____ RAW DATA
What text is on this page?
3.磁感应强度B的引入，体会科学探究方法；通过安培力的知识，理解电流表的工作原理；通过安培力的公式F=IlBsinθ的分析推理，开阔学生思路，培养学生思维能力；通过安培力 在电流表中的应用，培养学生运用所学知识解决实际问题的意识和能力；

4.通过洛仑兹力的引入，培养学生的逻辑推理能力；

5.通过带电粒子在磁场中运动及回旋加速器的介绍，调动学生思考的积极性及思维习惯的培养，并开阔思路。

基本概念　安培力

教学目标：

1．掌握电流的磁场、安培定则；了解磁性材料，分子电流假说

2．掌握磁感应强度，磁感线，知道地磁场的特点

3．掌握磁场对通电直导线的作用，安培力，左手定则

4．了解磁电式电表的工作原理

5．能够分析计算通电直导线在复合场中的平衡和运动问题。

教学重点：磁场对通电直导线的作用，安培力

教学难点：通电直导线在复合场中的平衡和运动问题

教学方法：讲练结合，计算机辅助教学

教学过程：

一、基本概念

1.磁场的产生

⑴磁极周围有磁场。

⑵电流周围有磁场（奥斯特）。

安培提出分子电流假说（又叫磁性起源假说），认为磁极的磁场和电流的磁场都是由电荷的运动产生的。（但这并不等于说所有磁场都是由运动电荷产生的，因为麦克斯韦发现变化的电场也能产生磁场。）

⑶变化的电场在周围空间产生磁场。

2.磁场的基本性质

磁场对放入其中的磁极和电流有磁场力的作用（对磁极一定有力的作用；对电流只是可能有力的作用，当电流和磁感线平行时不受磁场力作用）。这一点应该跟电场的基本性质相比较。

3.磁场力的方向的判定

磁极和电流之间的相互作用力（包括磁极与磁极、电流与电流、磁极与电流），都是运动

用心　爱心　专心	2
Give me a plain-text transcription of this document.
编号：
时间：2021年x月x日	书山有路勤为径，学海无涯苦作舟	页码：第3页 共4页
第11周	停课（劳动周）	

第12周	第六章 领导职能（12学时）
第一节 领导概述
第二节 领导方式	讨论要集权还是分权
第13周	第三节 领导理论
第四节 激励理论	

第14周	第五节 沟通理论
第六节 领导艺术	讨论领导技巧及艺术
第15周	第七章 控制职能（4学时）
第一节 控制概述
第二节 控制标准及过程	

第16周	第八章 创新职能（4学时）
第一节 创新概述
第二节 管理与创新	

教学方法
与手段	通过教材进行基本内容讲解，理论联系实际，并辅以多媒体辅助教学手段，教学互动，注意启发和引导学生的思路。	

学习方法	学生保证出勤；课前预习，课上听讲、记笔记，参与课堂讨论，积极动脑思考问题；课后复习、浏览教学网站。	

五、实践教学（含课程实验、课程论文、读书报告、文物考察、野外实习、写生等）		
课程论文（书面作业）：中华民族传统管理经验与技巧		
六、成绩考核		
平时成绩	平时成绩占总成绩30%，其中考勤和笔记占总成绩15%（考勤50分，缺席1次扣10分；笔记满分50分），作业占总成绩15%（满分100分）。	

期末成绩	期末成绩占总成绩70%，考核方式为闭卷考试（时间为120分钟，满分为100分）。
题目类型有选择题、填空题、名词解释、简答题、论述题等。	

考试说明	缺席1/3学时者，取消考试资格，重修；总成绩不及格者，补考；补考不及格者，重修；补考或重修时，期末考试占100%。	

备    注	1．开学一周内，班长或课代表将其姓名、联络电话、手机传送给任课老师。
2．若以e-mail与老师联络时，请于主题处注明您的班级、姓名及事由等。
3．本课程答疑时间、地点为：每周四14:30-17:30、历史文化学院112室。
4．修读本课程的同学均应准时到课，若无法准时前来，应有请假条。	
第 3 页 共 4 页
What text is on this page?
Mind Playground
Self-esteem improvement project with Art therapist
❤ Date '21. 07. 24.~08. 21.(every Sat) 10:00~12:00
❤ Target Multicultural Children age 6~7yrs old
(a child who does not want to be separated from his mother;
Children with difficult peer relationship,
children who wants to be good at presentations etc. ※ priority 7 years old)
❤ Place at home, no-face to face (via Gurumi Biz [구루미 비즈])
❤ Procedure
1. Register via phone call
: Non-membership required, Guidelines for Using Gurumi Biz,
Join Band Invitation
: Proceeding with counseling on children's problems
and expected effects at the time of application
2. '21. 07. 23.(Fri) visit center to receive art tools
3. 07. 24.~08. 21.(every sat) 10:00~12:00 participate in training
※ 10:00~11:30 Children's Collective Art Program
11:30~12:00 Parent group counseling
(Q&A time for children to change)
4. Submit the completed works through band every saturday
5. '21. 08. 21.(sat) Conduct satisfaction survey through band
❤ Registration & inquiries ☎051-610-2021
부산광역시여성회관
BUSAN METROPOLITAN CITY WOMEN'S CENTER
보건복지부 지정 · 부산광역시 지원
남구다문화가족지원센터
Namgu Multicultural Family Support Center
________
**GOAL OF THE EXERCISE**
Please restate the records in full, word for word.

**WRITTEN REPLY**
What text is on this page?
3.磁感应强度B的引入，体会科学探究方法；通过安培力的知识，理解电流表的工作原理；通过安培力的公式F=IlBsinθ的分析推理，开阔学生思路，培养学生思维能力；通过安培力 在电流表中的应用，培养学生运用所学知识解决实际问题的意识和能力；

4.通过洛仑兹力的引入，培养学生的逻辑推理能力；

5.通过带电粒子在磁场中运动及回旋加速器的介绍，调动学生思考的积极性及思维习惯的培养，并开阔思路。

基本概念　安培力

教学目标：

1．掌握电流的磁场、安培定则；了解磁性材料，分子电流假说

2．掌握磁感应强度，磁感线，知道地磁场的特点

3．掌握磁场对通电直导线的作用，安培力，左手定则

4．了解磁电式电表的工作原理

5．能够分析计算通电直导线在复合场中的平衡和运动问题。

教学重点：磁场对通电直导线的作用，安培力

教学难点：通电直导线在复合场中的平衡和运动问题

教学方法：讲练结合，计算机辅助教学

教学过程：

一、基本概念

1.磁场的产生

⑴磁极周围有磁场。

⑵电流周围有磁场（奥斯特）。

安培提出分子电流假说（又叫磁性起源假说），认为磁极的磁场和电流的磁场都是由电荷的运动产生的。（但这并不等于说所有磁场都是由运动电荷产生的，因为麦克斯韦发现变化的电场也能产生磁场。）

⑶变化的电场在周围空间产生磁场。

2.磁场的基本性质

磁场对放入其中的磁极和电流有磁场力的作用（对磁极一定有力的作用；对电流只是可能有力的作用，当电流和磁感线平行时不受磁场力作用）。这一点应该跟电场的基本性质相比较。

3.磁场力的方向的判定

磁极和电流之间的相互作用力（包括磁极与磁极、电流与电流、磁极与电流），都是运动

用心　爱心　专心	2
Give me a plain-text transcription of this document.
编号：
时间：2021年x月x日	书山有路勤为径，学海无涯苦作舟	页码：第3页 共4页
第11周	停课（劳动周）	

第12周	第六章 领导职能（12学时）
第一节 领导概述
第二节 领导方式	讨论要集权还是分权
第13周	第三节 领导理论
第四节 激励理论	

第14周	第五节 沟通理论
第六节 领导艺术	讨论领导技巧及艺术
第15周	第七章 控制职能（4学时）
第一节 控制概述
第二节 控制标准及过程	

第16周	第八章 创新职能（4学时）
第一节 创新概述
第二节 管理与创新	

教学方法
与手段	通过教材进行基本内容讲解，理论联系实际，并辅以多媒体辅助教学手段，教学互动，注意启发和引导学生的思路。	

学习方法	学生保证出勤；课前预习，课上听讲、记笔记，参与课堂讨论，积极动脑思考问题；课后复习、浏览教学网站。	

五、实践教学（含课程实验、课程论文、读书报告、文物考察、野外实习、写生等）		
课程论文（书面作业）：中华民族传统管理经验与技巧		
六、成绩考核		
平时成绩	平时成绩占总成绩30%，其中考勤和笔记占总成绩15%（考勤50分，缺席1次扣10分；笔记满分50分），作业占总成绩15%（满分100分）。	

期末成绩	期末成绩占总成绩70%，考核方式为闭卷考试（时间为120分钟，满分为100分）。
题目类型有选择题、填空题、名词解释、简答题、论述题等。	

考试说明	缺席1/3学时者，取消考试资格，重修；总成绩不及格者，补考；补考不及格者，重修；补考或重修时，期末考试占100%。	

备    注	1．开学一周内，班长或课代表将其姓名、联络电话、手机传送给任课老师。
2．若以e-mail与老师联络时，请于主题处注明您的班级、姓名及事由等。
3．本课程答疑时间、地点为：每周四14:30-17:30、历史文化学院112室。
4．修读本课程的同学均应准时到课，若无法准时前来，应有请假条。	
第 3 页 共 4 页
What text is on this page?
Mind Playground
Self-esteem improvement project with Art therapist
❤ Date '21. 07. 24.~08. 21.(every Sat) 10:00~12:00
❤ Target Multicultural Children age 6~7yrs old
(a child who does not want to be separated from his mother;
Children with difficult peer relationship,
children who wants to be good at presentations etc. ※ priority 7 years old)
❤ Place at home, no-face to face (via Gurumi Biz [구루미 비즈])
❤ Procedure
1. Register via phone call
: Non-membership required, Guidelines for Using Gurumi Biz,
Join Band Invitation
: Proceeding with counseling on children's problems
and expected effects at the time of application
2. '21. 07. 23.(Fri) visit center to receive art tools
3. 07. 24.~08. 21.(every sat) 10:00~12:00 participate in training
※ 10:00~11:30 Children's Collective Art Program
11:30~12:00 Parent group counseling
(Q&A time for children to change)
4. Submit the completed works through band every saturday
5. '21. 08. 21.(sat) Conduct satisfaction survey through band
❤ Registration & inquiries ☎051-610-2021
부산광역시여성회관
BUSAN METROPOLITAN CITY WOMEN'S CENTER
보건복지부 지정 · 부산광역시 지원
남구다문화가족지원센터
Namgu Multicultural Family Support Center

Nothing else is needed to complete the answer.